Extract to read:
++++++

Can you give an example?
One comes from advances in what’s called self-supervised learning. The first computer vision models were functions; they’d take an input and give an output. You take an image and you tell the computer which of a thousand categories it’s in. It requires labeling, which is a big hurdle. But a few years ago, people figured out that computers could learn from images without needing to know those labels at all.
It's actually really simple. The basic idea is that rather than trying to learn different categories, like dogs and cats and shoes, the computer just learns to distinguish everything it sees. It doesn’t need to know the categories. It just needs to know that this is a picture of something and it’s different from other things.
What’s magic about this, it turns out, is that pictures of cheetahs, for example, all end up kind of near each other in the computer’s mind, and pictures of dogs end up near each other, and shoes end up near each other, without the models ever needing to know about cheetahs or dogs or shoes, or even that they’re categories at all.
The similarity structure of the world makes its way through the network, so that you get this meaningful clustering of things without even needing to know that there are things at all.
OK, but say you wanted the model to tell you if something is a cheetah. Would you then show it a cheetah and say, here’s a cheetah, and it could connect it to all the cheetahs it had already seen?
Yes, exactly. Now it’s an indexing problem, it’s a little lightweight operation to teach the computer the word “cheetah.” If you want it to learn a new category, you just plug it in. That was a big discovery. It meant that we now have systems that can pick up on the structure of the world and map it in a useful way without needing to label all the data.

++++++

Extracted entries:

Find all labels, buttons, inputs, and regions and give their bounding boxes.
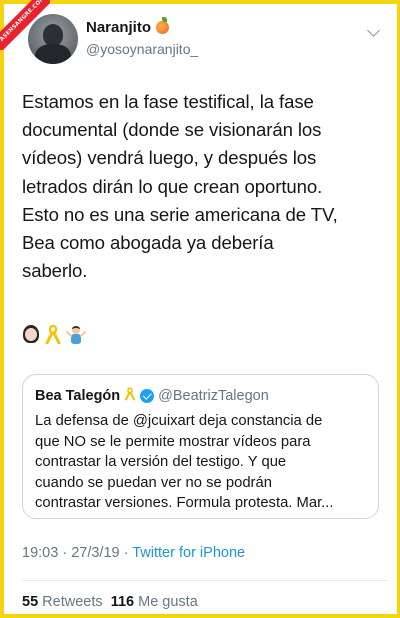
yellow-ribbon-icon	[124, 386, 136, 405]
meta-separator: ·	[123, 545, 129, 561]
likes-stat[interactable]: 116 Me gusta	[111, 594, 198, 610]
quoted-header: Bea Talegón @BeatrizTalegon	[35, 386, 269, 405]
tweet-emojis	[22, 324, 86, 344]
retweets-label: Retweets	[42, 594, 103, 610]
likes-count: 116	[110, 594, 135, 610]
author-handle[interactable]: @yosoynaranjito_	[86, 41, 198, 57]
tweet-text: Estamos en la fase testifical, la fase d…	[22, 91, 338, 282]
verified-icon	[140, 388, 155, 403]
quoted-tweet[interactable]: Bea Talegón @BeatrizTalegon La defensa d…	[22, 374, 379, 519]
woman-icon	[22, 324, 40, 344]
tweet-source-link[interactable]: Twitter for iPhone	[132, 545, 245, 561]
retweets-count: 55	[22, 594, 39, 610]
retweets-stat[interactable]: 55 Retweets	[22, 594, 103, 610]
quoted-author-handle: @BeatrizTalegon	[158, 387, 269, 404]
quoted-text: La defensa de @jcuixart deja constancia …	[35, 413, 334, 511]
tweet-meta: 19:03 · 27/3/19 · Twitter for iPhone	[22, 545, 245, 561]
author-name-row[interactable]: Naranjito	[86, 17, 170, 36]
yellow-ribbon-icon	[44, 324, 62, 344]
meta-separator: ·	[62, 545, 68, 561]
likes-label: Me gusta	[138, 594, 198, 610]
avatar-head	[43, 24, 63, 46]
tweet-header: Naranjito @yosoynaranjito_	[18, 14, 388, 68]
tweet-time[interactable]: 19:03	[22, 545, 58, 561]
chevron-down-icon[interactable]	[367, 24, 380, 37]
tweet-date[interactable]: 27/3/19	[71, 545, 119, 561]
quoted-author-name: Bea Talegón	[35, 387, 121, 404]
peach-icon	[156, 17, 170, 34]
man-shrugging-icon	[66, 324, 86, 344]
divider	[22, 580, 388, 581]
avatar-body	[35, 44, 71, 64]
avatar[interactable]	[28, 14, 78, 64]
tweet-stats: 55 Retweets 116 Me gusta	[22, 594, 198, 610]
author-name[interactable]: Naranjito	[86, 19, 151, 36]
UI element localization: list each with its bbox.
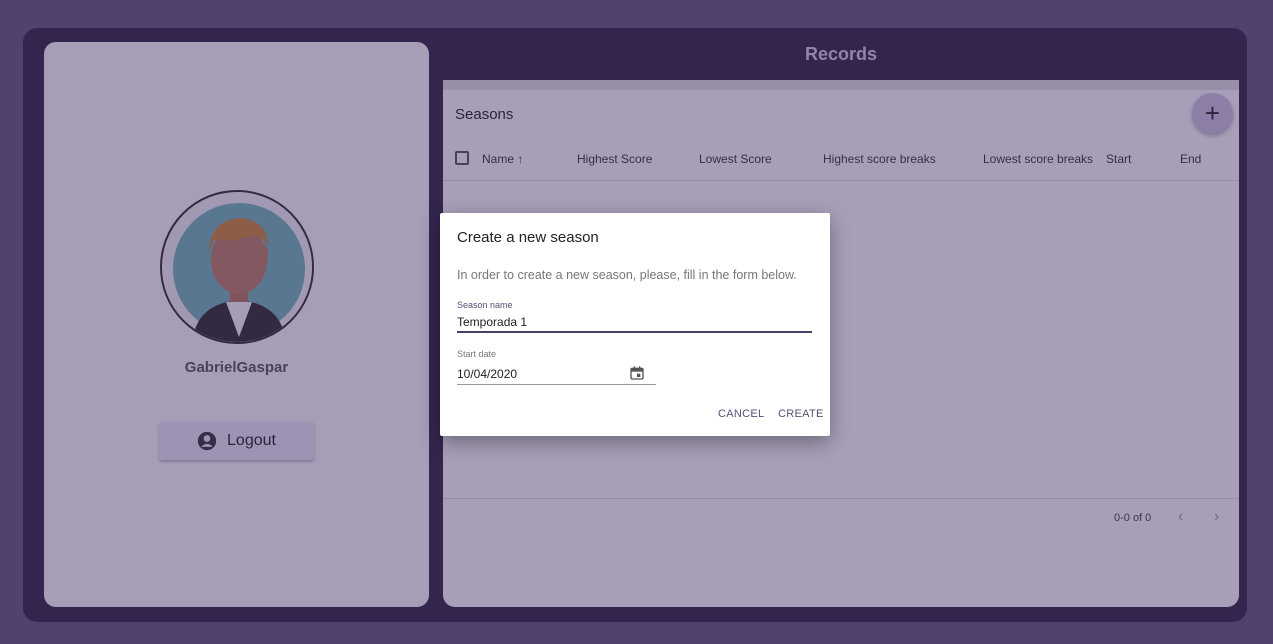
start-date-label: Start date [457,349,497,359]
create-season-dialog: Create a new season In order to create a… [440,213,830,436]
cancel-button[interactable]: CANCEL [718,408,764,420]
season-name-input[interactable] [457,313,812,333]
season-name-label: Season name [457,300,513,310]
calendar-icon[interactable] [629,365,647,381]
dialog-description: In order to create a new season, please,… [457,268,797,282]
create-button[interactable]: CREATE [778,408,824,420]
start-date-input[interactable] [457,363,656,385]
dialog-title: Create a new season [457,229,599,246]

++++++

Stated task:
Reproduce the interview passage on self-supervised learning word for word, in full.

Solution:
Can you give an example?
One comes from advances in what’s called self-supervised learning. The first computer vision models were functions; they’d take an input and give an output. You take an image and you tell the computer which of a thousand categories it’s in. It requires labeling, which is a big hurdle. But a few years ago, people figured out that computers could learn from images without needing to know those labels at all.
It's actually really simple. The basic idea is that rather than trying to learn different categories, like dogs and cats and shoes, the computer just learns to distinguish everything it sees. It doesn’t need to know the categories. It just needs to know that this is a picture of something and it’s different from other things.
What’s magic about this, it turns out, is that pictures of cheetahs, for example, all end up kind of near each other in the computer’s mind, and pictures of dogs end up near each other, and shoes end up near each other, without the models ever needing to know about cheetahs or dogs or shoes, or even that they’re categories at all.
The similarity structure of the world makes its way through the network, so that you get this meaningful clustering of things without even needing to know that there are things at all.
OK, but say you wanted the model to tell you if something is a cheetah. Would you then show it a cheetah and say, here’s a cheetah, and it could connect it to all the cheetahs it had already seen?
Yes, exactly. Now it’s an indexing problem, it’s a little lightweight operation to teach the computer the word “cheetah.” If you want it to learn a new category, you just plug it in. That was a big discovery. It meant that we now have systems that can pick up on the structure of the world and map it in a useful way without needing to label all the data.